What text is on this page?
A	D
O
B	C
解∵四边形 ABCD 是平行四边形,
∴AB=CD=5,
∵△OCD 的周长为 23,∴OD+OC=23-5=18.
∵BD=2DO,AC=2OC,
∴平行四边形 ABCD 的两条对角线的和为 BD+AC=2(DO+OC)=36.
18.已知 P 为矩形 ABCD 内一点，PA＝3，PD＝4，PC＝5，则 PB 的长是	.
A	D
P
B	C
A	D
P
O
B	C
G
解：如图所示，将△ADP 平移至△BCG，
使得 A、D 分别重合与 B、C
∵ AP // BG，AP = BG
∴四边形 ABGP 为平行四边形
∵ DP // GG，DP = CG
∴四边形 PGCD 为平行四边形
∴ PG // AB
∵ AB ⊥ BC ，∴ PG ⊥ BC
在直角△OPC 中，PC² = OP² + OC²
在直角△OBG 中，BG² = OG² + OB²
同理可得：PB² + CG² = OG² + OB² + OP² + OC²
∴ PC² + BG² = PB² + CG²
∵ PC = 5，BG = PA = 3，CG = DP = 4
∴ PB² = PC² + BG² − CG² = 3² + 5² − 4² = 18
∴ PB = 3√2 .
::::::
Your task is to retype all of the records exactly.

## Answer to the exercise:
What text is on this page?
A	D
O
B	C
解∵四边形 ABCD 是平行四边形,
∴AB=CD=5,
∵△OCD 的周长为 23,∴OD+OC=23-5=18.
∵BD=2DO,AC=2OC,
∴平行四边形 ABCD 的两条对角线的和为 BD+AC=2(DO+OC)=36.
18.已知 P 为矩形 ABCD 内一点，PA＝3，PD＝4，PC＝5，则 PB 的长是	.
A	D
P
B	C
A	D
P
O
B	C
G
解：如图所示，将△ADP 平移至△BCG，
使得 A、D 分别重合与 B、C
∵ AP // BG，AP = BG
∴四边形 ABGP 为平行四边形
∵ DP // GG，DP = CG
∴四边形 PGCD 为平行四边形
∴ PG // AB
∵ AB ⊥ BC ，∴ PG ⊥ BC
在直角△OPC 中，PC² = OP² + OC²
在直角△OBG 中，BG² = OG² + OB²
同理可得：PB² + CG² = OG² + OB² + OP² + OC²
∴ PC² + BG² = PB² + CG²
∵ PC = 5，BG = PA = 3，CG = DP = 4
∴ PB² = PC² + BG² − CG² = 3² + 5² − 4² = 18
∴ PB = 3√2 .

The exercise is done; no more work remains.